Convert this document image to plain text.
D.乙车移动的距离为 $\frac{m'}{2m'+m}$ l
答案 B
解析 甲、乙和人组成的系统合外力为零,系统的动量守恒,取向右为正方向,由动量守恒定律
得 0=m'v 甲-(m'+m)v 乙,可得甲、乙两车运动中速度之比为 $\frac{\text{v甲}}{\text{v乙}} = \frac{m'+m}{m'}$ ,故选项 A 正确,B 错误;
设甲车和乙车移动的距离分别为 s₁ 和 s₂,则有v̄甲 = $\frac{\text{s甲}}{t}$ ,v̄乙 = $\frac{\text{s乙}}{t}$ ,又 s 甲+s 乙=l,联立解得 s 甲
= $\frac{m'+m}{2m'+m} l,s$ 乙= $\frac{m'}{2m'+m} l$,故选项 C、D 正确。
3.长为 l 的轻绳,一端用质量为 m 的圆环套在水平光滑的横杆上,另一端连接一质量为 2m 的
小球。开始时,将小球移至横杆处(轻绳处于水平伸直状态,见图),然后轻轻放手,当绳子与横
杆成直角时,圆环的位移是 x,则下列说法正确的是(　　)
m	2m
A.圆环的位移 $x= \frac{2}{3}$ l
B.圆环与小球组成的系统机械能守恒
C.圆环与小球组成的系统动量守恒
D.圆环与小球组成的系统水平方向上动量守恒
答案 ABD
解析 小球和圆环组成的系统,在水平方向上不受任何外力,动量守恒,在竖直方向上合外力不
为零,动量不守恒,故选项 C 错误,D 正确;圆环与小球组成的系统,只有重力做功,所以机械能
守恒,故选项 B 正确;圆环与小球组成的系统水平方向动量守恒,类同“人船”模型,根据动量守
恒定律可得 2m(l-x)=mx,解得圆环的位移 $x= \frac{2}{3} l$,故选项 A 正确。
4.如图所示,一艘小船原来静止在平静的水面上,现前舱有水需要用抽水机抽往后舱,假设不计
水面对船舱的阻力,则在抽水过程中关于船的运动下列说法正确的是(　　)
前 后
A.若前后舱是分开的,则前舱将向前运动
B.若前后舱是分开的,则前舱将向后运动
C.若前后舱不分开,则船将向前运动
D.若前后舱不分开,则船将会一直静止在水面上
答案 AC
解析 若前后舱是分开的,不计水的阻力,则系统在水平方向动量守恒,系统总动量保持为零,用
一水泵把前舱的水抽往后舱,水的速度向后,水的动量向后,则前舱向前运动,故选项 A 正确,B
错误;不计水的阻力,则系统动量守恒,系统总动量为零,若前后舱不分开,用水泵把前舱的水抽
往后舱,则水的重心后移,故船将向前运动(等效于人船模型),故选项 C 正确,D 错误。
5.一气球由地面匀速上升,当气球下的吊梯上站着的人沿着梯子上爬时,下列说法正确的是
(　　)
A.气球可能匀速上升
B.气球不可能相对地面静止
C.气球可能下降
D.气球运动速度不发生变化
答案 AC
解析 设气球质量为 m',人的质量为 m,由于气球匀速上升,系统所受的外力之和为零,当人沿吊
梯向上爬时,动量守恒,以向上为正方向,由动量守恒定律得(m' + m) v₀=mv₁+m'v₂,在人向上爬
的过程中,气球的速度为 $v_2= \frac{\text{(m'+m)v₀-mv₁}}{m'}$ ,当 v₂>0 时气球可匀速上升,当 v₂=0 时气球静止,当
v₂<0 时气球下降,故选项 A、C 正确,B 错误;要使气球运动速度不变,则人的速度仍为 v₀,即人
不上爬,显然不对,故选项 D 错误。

···

What the exercise asks
Copy out each record from above, exactly.

Output below
Convert this document image to plain text.
D.乙车移动的距离为 $\frac{m'}{2m'+m}$ l
答案 B
解析 甲、乙和人组成的系统合外力为零,系统的动量守恒,取向右为正方向,由动量守恒定律
得 0=m'v 甲-(m'+m)v 乙,可得甲、乙两车运动中速度之比为 $\frac{\text{v甲}}{\text{v乙}} = \frac{m'+m}{m'}$ ,故选项 A 正确,B 错误;
设甲车和乙车移动的距离分别为 s₁ 和 s₂,则有v̄甲 = $\frac{\text{s甲}}{t}$ ,v̄乙 = $\frac{\text{s乙}}{t}$ ,又 s 甲+s 乙=l,联立解得 s 甲
= $\frac{m'+m}{2m'+m} l,s$ 乙= $\frac{m'}{2m'+m} l$,故选项 C、D 正确。
3.长为 l 的轻绳,一端用质量为 m 的圆环套在水平光滑的横杆上,另一端连接一质量为 2m 的
小球。开始时,将小球移至横杆处(轻绳处于水平伸直状态,见图),然后轻轻放手,当绳子与横
杆成直角时,圆环的位移是 x,则下列说法正确的是(　　)
m	2m
A.圆环的位移 $x= \frac{2}{3}$ l
B.圆环与小球组成的系统机械能守恒
C.圆环与小球组成的系统动量守恒
D.圆环与小球组成的系统水平方向上动量守恒
答案 ABD
解析 小球和圆环组成的系统,在水平方向上不受任何外力,动量守恒,在竖直方向上合外力不
为零,动量不守恒,故选项 C 错误,D 正确;圆环与小球组成的系统,只有重力做功,所以机械能
守恒,故选项 B 正确;圆环与小球组成的系统水平方向动量守恒,类同“人船”模型,根据动量守
恒定律可得 2m(l-x)=mx,解得圆环的位移 $x= \frac{2}{3} l$,故选项 A 正确。
4.如图所示,一艘小船原来静止在平静的水面上,现前舱有水需要用抽水机抽往后舱,假设不计
水面对船舱的阻力,则在抽水过程中关于船的运动下列说法正确的是(　　)
前 后
A.若前后舱是分开的,则前舱将向前运动
B.若前后舱是分开的,则前舱将向后运动
C.若前后舱不分开,则船将向前运动
D.若前后舱不分开,则船将会一直静止在水面上
答案 AC
解析 若前后舱是分开的,不计水的阻力,则系统在水平方向动量守恒,系统总动量保持为零,用
一水泵把前舱的水抽往后舱,水的速度向后,水的动量向后,则前舱向前运动,故选项 A 正确,B
错误;不计水的阻力,则系统动量守恒,系统总动量为零,若前后舱不分开,用水泵把前舱的水抽
往后舱,则水的重心后移,故船将向前运动(等效于人船模型),故选项 C 正确,D 错误。
5.一气球由地面匀速上升,当气球下的吊梯上站着的人沿着梯子上爬时,下列说法正确的是
(　　)
A.气球可能匀速上升
B.气球不可能相对地面静止
C.气球可能下降
D.气球运动速度不发生变化
答案 AC
解析 设气球质量为 m',人的质量为 m,由于气球匀速上升,系统所受的外力之和为零,当人沿吊
梯向上爬时,动量守恒,以向上为正方向,由动量守恒定律得(m' + m) v₀=mv₁+m'v₂,在人向上爬
的过程中,气球的速度为 $v_2= \frac{\text{(m'+m)v₀-mv₁}}{m'}$ ,当 v₂>0 时气球可匀速上升,当 v₂=0 时气球静止,当
v₂<0 时气球下降,故选项 A、C 正确,B 错误;要使气球运动速度不变,则人的速度仍为 v₀,即人
不上爬,显然不对,故选项 D 错误。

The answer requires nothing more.